(To be done): In the material below, find all lines with the string "would" and copy them.

(Source records)
* * *

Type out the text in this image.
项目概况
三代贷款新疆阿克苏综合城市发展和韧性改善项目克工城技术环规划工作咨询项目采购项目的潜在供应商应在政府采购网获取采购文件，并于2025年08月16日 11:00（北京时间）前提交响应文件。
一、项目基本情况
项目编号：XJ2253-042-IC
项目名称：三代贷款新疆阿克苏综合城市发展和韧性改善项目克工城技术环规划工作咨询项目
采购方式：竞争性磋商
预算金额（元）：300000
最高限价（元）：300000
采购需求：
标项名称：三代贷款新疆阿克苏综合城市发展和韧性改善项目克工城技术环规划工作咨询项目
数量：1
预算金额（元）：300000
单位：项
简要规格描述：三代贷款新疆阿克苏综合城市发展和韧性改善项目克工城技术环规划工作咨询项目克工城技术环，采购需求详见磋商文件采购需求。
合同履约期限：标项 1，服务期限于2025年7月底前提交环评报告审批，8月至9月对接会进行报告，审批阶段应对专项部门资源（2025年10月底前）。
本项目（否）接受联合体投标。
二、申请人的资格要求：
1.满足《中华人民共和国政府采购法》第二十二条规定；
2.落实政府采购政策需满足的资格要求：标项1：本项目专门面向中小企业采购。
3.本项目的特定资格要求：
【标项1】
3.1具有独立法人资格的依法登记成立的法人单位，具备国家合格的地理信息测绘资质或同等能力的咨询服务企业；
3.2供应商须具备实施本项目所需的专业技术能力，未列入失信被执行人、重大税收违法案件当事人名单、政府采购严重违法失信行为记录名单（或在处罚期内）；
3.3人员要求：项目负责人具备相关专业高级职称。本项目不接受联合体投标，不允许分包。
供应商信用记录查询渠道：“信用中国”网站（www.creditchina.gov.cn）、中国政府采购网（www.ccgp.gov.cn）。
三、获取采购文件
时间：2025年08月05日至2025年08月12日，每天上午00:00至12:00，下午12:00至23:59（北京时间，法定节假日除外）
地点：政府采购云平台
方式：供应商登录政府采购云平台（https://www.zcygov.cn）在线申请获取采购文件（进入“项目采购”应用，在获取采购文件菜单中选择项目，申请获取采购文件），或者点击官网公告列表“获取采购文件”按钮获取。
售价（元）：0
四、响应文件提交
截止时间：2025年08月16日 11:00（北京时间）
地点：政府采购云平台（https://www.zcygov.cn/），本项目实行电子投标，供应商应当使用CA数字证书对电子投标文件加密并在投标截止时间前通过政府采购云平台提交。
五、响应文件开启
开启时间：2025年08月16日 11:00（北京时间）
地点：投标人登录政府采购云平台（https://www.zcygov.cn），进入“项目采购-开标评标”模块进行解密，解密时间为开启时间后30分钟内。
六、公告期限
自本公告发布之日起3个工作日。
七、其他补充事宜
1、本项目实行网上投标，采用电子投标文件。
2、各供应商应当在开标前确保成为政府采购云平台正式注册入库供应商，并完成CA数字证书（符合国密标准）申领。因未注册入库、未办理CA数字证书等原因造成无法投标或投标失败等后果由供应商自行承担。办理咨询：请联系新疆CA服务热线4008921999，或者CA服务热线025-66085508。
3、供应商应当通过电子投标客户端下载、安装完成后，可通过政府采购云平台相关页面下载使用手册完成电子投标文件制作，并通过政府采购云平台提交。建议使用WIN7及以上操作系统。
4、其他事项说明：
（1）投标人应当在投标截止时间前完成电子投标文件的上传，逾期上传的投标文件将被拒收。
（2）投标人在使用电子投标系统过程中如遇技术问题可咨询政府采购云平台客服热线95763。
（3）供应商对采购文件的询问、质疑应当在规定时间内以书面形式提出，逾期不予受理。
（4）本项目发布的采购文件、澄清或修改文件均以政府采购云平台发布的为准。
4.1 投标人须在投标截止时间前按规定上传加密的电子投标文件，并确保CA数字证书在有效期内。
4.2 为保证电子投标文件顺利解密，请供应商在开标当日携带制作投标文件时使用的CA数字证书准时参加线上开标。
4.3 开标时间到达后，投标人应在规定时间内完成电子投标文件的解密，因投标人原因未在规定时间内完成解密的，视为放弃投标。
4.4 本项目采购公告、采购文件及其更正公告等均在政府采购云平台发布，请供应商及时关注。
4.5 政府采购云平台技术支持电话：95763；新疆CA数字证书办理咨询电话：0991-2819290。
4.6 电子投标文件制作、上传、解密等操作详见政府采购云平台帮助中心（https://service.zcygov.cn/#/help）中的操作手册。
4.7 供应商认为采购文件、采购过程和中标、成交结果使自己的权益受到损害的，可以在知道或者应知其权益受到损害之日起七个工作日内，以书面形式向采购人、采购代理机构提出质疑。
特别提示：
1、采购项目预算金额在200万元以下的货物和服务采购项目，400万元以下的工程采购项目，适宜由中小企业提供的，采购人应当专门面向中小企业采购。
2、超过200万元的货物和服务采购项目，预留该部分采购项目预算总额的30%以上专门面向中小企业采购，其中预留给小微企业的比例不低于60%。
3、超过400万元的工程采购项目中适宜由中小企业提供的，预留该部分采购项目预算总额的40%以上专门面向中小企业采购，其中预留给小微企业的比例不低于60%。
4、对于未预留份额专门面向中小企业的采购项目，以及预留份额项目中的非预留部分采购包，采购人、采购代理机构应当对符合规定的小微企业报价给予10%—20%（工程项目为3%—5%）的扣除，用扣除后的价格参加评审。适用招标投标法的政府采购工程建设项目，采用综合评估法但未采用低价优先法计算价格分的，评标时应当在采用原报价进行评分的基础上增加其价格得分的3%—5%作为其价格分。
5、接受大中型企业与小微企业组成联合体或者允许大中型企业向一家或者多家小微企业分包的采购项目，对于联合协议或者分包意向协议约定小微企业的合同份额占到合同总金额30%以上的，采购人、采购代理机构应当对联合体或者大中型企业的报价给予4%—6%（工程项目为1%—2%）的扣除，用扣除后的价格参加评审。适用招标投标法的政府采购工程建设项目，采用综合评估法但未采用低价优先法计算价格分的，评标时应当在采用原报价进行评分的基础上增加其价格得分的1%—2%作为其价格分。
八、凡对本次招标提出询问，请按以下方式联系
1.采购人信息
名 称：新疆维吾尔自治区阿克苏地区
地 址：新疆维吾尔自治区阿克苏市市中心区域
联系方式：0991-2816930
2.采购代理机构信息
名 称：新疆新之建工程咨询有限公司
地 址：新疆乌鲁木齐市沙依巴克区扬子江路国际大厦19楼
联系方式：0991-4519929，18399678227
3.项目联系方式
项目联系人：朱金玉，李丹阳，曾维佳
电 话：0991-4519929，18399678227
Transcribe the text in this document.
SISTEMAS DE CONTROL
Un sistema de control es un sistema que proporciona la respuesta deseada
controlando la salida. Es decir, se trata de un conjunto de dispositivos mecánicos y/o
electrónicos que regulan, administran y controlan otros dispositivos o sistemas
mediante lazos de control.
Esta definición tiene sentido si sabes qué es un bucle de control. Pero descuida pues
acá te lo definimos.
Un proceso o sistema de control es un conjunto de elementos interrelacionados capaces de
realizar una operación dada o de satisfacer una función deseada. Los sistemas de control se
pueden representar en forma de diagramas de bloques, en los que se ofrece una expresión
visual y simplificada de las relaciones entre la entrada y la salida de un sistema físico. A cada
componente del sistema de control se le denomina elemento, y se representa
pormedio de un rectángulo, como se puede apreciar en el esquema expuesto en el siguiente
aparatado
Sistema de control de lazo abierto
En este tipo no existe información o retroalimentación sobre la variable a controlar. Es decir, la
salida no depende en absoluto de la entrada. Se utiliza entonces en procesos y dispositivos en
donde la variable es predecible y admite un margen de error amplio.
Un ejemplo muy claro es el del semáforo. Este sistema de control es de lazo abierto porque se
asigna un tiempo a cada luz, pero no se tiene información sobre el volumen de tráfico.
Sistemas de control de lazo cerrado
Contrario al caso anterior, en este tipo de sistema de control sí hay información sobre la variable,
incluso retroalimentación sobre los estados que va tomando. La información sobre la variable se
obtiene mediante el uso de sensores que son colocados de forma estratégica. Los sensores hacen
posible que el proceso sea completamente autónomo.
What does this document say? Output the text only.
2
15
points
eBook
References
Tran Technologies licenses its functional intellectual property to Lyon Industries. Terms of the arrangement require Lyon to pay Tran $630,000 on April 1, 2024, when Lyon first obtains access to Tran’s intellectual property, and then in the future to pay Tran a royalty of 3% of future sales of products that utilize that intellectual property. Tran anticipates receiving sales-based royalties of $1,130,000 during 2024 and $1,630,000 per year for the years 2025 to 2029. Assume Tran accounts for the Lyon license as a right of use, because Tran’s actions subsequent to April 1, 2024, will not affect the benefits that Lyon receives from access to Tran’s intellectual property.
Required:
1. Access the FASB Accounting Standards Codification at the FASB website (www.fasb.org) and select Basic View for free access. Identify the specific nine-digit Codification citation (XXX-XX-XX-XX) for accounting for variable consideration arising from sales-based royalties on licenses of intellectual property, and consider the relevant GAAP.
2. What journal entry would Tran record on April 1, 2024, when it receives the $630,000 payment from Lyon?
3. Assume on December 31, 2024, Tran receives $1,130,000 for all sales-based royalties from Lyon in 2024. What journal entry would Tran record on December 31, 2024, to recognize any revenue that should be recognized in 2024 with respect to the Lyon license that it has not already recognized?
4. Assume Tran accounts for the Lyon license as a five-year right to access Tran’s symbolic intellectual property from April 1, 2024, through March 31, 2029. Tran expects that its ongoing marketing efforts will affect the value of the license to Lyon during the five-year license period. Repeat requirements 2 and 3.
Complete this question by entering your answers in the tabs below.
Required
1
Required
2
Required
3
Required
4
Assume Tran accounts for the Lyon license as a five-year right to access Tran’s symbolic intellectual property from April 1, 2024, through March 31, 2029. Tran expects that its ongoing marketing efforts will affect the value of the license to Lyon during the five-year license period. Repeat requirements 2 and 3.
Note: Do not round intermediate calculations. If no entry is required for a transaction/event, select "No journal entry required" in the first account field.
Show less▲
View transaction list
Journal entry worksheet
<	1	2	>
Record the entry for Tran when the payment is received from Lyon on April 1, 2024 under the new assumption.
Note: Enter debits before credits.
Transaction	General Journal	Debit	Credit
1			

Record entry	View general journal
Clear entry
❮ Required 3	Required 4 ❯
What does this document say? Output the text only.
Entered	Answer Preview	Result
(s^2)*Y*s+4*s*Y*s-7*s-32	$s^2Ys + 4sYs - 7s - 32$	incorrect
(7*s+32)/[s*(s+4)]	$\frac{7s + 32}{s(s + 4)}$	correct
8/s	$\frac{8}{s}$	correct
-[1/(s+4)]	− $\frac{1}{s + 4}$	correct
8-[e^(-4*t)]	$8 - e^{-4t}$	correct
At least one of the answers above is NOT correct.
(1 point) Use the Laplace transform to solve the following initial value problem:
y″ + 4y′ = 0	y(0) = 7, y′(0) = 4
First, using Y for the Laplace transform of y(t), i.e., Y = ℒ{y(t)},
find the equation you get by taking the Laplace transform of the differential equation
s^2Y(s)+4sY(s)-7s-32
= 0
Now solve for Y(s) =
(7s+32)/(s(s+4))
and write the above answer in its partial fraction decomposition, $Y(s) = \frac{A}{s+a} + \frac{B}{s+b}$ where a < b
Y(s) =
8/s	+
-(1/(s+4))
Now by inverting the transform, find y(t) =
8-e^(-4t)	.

* * *

(Solution to the problem):
2. What journal entry would Tran record on April 1, 2024, when it receives the $630,000 payment from Lyon?
3. Assume on December 31, 2024, Tran receives $1,130,000 for all sales-based royalties from Lyon in 2024. What journal entry would Tran record on December 31, 2024, to recognize any revenue that should be recognized in 2024 with respect to the Lyon license that it has not already recognized?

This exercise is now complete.